Dataset entries
* * * * *

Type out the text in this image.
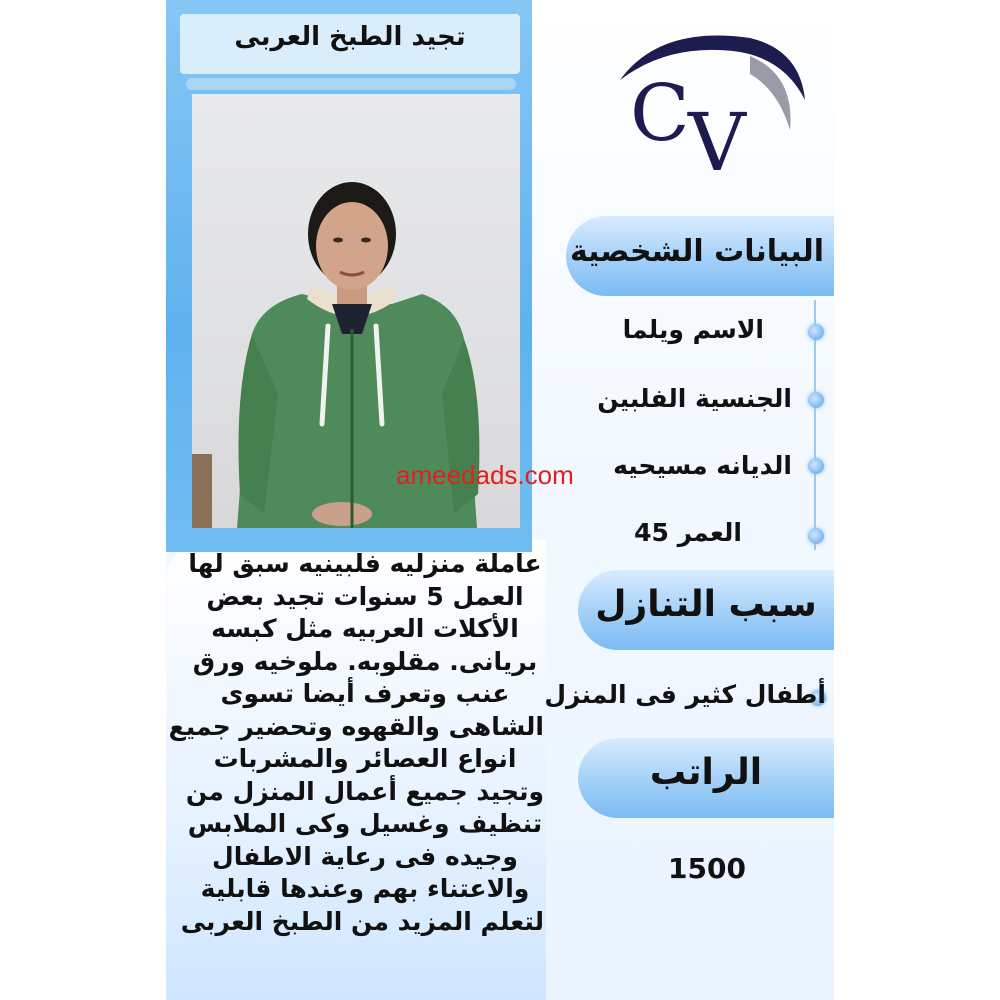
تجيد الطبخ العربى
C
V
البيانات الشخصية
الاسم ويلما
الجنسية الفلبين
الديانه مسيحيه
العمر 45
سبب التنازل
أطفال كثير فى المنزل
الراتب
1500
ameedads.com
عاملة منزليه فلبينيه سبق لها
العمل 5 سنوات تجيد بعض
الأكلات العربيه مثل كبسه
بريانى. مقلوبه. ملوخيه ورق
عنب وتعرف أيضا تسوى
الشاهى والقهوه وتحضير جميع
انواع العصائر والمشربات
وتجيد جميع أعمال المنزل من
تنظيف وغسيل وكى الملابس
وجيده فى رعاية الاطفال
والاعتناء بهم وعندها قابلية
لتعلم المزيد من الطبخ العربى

* * * * *

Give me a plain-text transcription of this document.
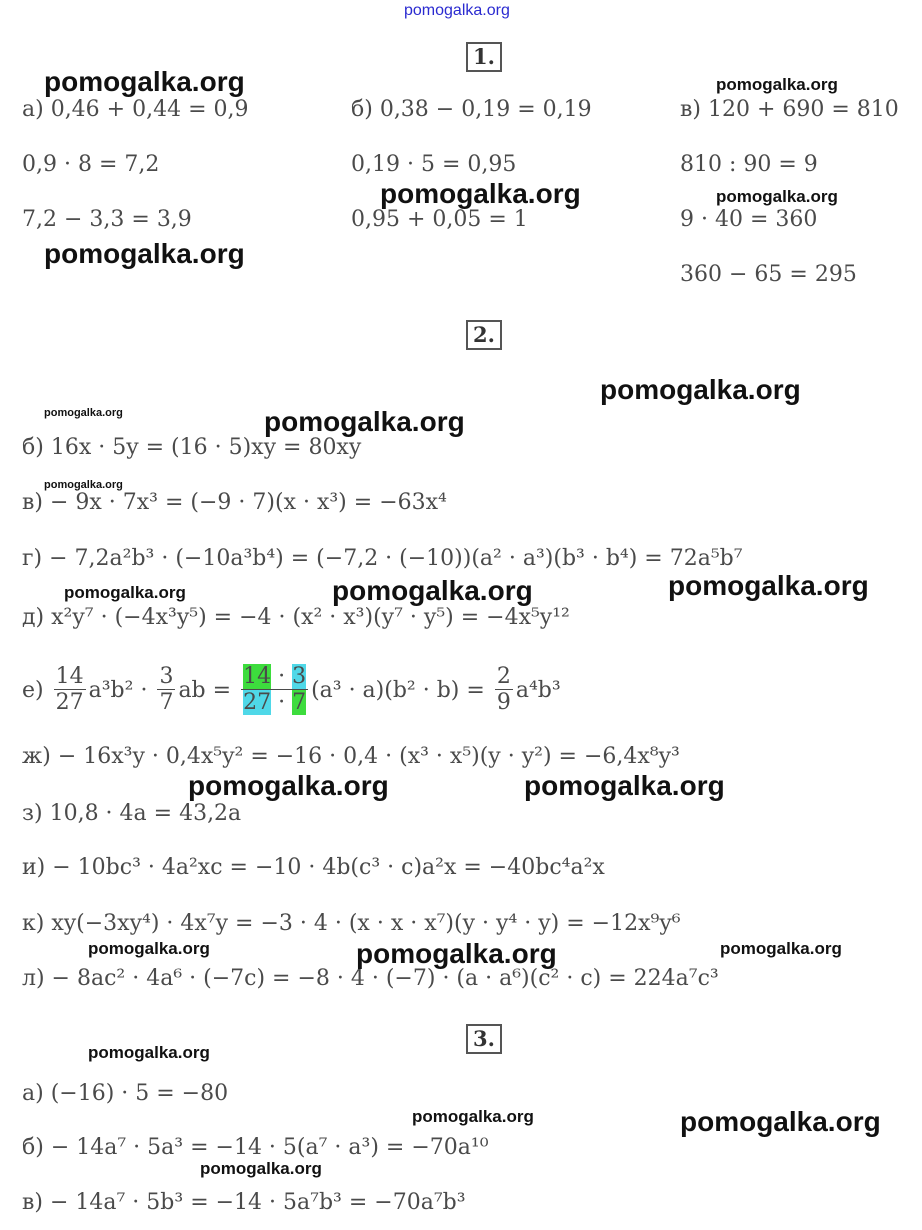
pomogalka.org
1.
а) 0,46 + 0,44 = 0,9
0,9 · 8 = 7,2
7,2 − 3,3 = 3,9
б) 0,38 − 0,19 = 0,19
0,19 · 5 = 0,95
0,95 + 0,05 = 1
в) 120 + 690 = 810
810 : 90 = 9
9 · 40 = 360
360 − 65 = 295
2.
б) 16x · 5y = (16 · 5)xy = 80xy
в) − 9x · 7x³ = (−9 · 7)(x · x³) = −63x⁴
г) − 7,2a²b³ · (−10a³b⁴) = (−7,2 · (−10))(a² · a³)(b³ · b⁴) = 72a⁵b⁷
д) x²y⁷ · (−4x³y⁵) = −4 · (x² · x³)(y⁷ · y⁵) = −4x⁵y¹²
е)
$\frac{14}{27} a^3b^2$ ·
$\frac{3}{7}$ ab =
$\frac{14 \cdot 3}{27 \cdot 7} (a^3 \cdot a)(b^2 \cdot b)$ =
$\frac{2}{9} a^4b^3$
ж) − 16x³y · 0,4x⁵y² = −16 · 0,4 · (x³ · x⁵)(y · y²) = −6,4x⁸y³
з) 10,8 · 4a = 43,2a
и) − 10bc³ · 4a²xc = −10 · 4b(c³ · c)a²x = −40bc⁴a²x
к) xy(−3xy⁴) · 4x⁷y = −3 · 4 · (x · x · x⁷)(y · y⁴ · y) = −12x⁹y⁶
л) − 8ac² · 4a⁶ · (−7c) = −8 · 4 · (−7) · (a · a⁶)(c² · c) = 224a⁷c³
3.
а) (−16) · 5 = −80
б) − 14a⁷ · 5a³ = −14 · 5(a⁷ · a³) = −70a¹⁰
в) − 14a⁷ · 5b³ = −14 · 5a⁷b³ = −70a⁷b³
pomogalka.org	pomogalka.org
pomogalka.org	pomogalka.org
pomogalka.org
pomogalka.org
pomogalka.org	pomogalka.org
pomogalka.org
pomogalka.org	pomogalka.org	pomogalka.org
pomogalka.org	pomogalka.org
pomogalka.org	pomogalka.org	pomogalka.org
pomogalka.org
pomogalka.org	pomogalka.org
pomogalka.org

* * * * *

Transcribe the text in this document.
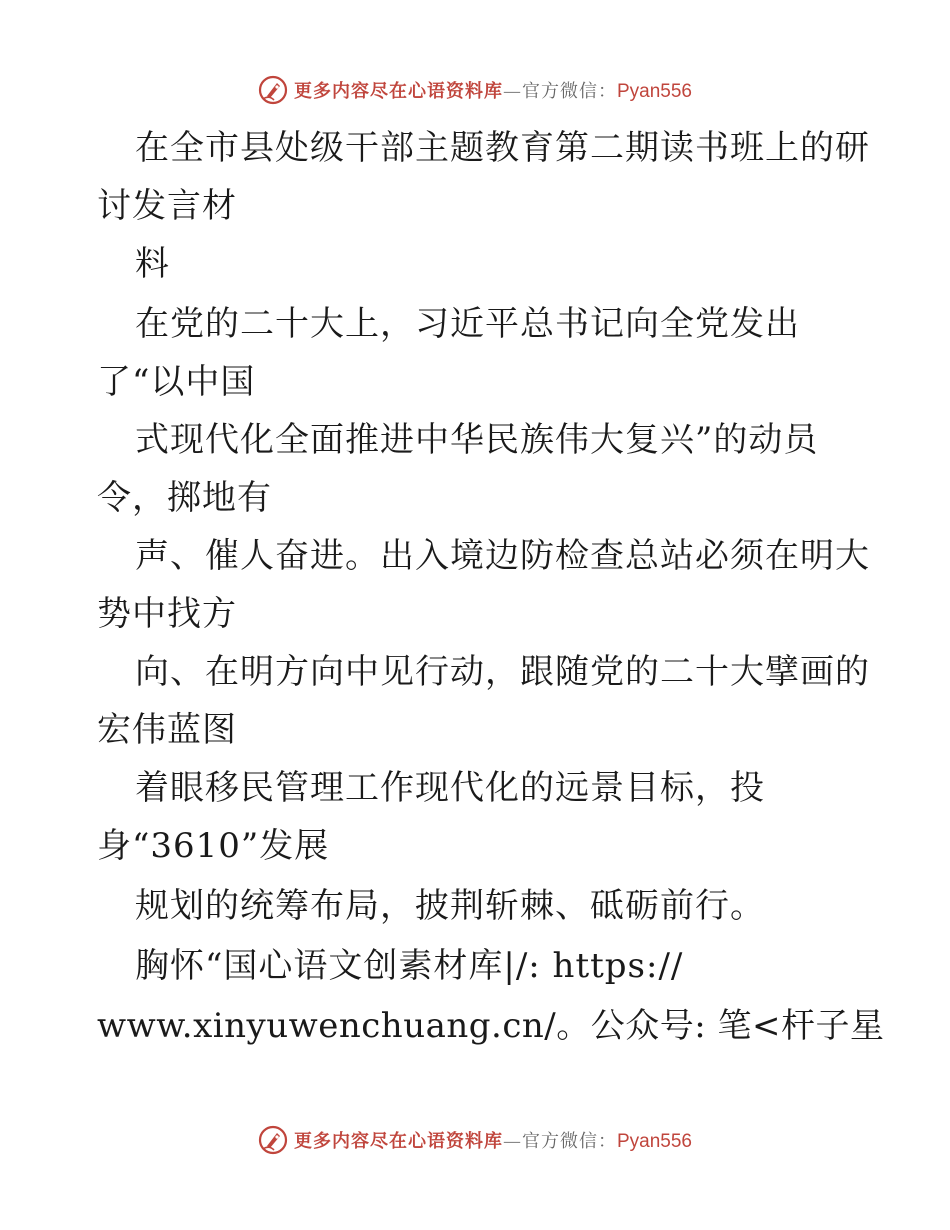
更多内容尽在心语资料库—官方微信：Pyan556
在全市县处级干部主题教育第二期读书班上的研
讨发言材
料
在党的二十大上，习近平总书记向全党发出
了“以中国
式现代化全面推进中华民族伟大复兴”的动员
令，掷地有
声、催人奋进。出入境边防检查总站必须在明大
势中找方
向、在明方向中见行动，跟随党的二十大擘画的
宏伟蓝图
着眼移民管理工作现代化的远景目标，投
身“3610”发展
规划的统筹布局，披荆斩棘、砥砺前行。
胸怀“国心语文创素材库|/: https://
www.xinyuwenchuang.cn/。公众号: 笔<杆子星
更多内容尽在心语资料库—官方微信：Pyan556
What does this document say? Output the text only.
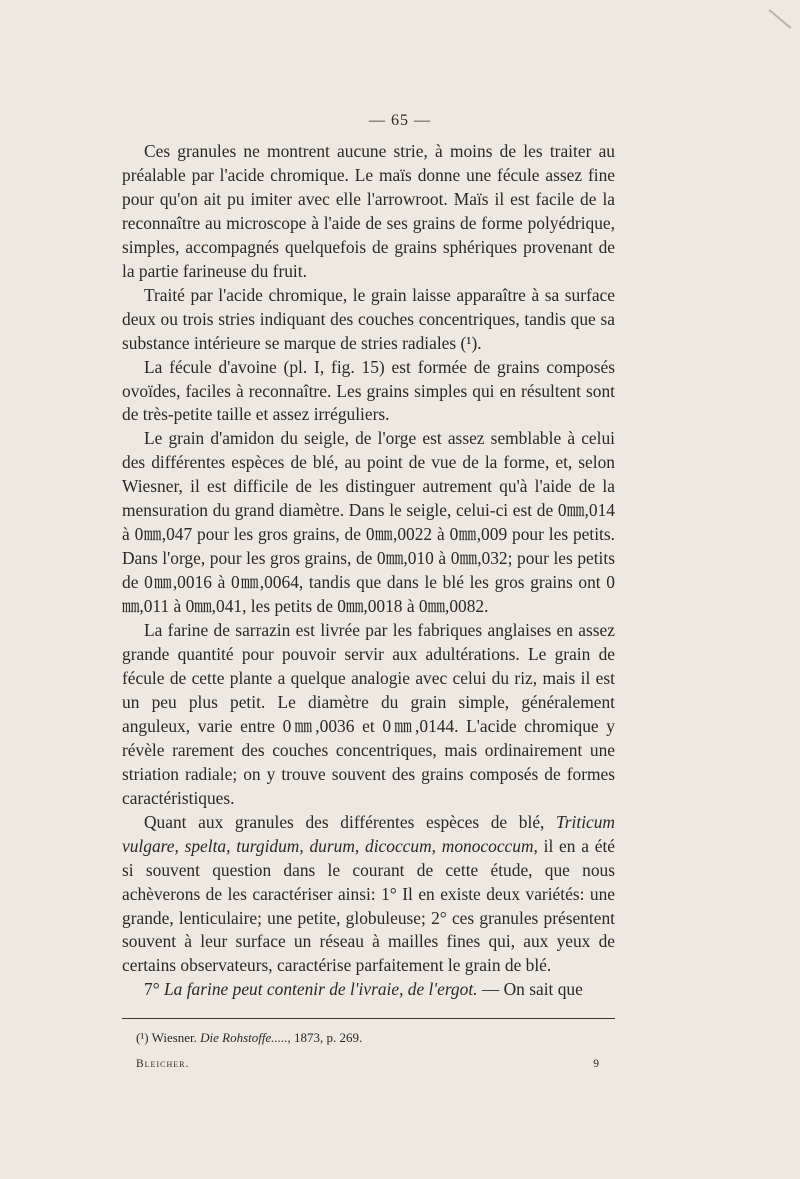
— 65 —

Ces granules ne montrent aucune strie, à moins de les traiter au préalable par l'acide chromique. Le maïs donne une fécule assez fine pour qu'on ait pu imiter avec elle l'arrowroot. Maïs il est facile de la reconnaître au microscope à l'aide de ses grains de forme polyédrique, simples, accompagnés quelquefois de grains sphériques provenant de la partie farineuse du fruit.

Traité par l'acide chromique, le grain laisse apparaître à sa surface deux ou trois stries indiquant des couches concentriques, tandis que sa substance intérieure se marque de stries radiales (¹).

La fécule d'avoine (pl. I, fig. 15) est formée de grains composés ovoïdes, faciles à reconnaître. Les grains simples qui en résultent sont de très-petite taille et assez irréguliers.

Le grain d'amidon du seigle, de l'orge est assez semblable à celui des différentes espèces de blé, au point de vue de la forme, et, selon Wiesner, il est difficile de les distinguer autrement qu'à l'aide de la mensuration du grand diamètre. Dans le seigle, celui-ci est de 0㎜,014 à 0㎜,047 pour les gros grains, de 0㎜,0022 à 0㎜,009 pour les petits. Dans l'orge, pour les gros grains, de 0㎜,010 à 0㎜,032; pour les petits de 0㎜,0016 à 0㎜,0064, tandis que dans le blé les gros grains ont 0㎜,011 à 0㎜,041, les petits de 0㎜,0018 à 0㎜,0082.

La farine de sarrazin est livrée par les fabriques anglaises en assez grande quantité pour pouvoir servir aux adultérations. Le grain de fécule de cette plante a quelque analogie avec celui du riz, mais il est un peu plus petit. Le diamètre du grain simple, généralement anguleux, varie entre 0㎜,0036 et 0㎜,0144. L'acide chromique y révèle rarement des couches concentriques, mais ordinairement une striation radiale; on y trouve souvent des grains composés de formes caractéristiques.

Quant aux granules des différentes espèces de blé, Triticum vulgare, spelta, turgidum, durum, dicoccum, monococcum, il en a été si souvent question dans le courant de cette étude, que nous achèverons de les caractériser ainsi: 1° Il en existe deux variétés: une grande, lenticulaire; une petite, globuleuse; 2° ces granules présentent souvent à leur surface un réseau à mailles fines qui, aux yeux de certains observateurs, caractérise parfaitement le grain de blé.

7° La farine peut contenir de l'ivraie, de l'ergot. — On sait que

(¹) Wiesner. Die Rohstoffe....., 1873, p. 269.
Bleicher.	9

* * * * *

» WRITTEN EXERCISE: Return the number of lines that include the word "text", and nothing else.

» EXERCISE OUTPUT: 4